DIRECTIONS »
Transcribe the listing exactly, leaving out every picture.

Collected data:
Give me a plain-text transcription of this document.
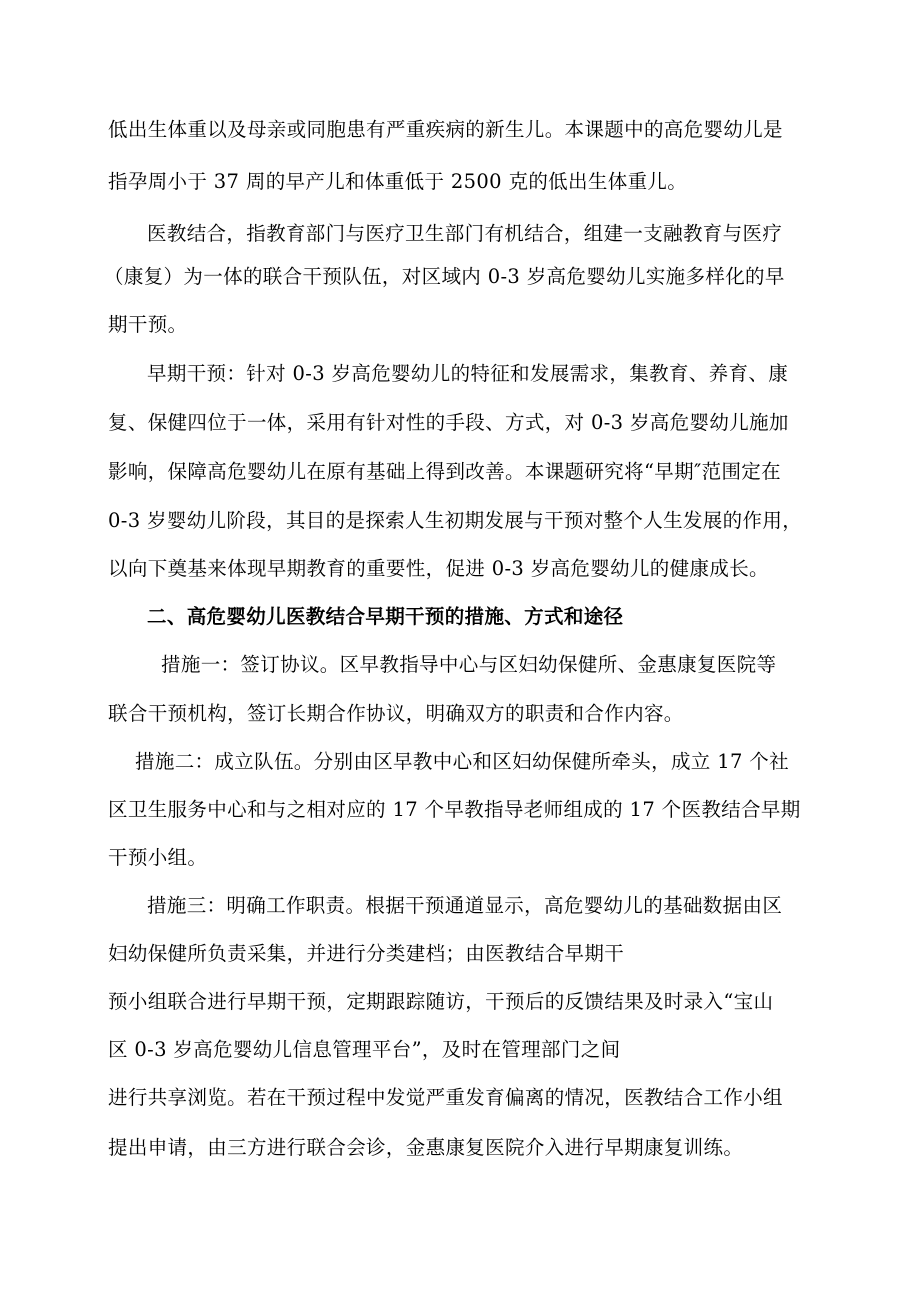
低出生体重以及母亲或同胞患有严重疾病的新生儿。本课题中的高危婴幼儿是
指孕周小于 37 周的早产儿和体重低于 2500 克的低出生体重儿。
医教结合，指教育部门与医疗卫生部门有机结合，组建一支融教育与医疗
（康复）为一体的联合干预队伍，对区域内 0-3 岁高危婴幼儿实施多样化的早
期干预。
早期干预：针对 0-3 岁高危婴幼儿的特征和发展需求，集教育、养育、康
复、保健四位于一体，采用有针对性的手段、方式，对 0-3 岁高危婴幼儿施加
影响，保障高危婴幼儿在原有基础上得到改善。本课题研究将“早期″范围定在
0-3 岁婴幼儿阶段，其目的是探索人生初期发展与干预对整个人生发展的作用，
以向下奠基来体现早期教育的重要性，促进 0-3 岁高危婴幼儿的健康成长。
二、高危婴幼儿医教结合早期干预的措施、方式和途径
措施一：签订协议。区早教指导中心与区妇幼保健所、金惠康复医院等
联合干预机构，签订长期合作协议，明确双方的职责和合作内容。
措施二：成立队伍。分别由区早教中心和区妇幼保健所牵头，成立 17 个社
区卫生服务中心和与之相对应的 17 个早教指导老师组成的 17 个医教结合早期
干预小组。
措施三：明确工作职责。根据干预通道显示，高危婴幼儿的基础数据由区
妇幼保健所负责采集，并进行分类建档；由医教结合早期干
预小组联合进行早期干预，定期跟踪随访，干预后的反馈结果及时录入“宝山
区 0-3 岁高危婴幼儿信息管理平台”，及时在管理部门之间
进行共享浏览。若在干预过程中发觉严重发育偏离的情况，医教结合工作小组
提出申请，由三方进行联合会诊，金惠康复医院介入进行早期康复训练。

FULL OUTPUT »
Give me a plain-text transcription of this document.
低出生体重以及母亲或同胞患有严重疾病的新生儿。本课题中的高危婴幼儿是
指孕周小于 37 周的早产儿和体重低于 2500 克的低出生体重儿。
医教结合，指教育部门与医疗卫生部门有机结合，组建一支融教育与医疗
（康复）为一体的联合干预队伍，对区域内 0-3 岁高危婴幼儿实施多样化的早
期干预。
早期干预：针对 0-3 岁高危婴幼儿的特征和发展需求，集教育、养育、康
复、保健四位于一体，采用有针对性的手段、方式，对 0-3 岁高危婴幼儿施加
影响，保障高危婴幼儿在原有基础上得到改善。本课题研究将“早期″范围定在
0-3 岁婴幼儿阶段，其目的是探索人生初期发展与干预对整个人生发展的作用，
以向下奠基来体现早期教育的重要性，促进 0-3 岁高危婴幼儿的健康成长。
二、高危婴幼儿医教结合早期干预的措施、方式和途径
措施一：签订协议。区早教指导中心与区妇幼保健所、金惠康复医院等
联合干预机构，签订长期合作协议，明确双方的职责和合作内容。
措施二：成立队伍。分别由区早教中心和区妇幼保健所牵头，成立 17 个社
区卫生服务中心和与之相对应的 17 个早教指导老师组成的 17 个医教结合早期
干预小组。
措施三：明确工作职责。根据干预通道显示，高危婴幼儿的基础数据由区
妇幼保健所负责采集，并进行分类建档；由医教结合早期干
预小组联合进行早期干预，定期跟踪随访，干预后的反馈结果及时录入“宝山
区 0-3 岁高危婴幼儿信息管理平台”，及时在管理部门之间
进行共享浏览。若在干预过程中发觉严重发育偏离的情况，医教结合工作小组
提出申请，由三方进行联合会诊，金惠康复医院介入进行早期康复训练。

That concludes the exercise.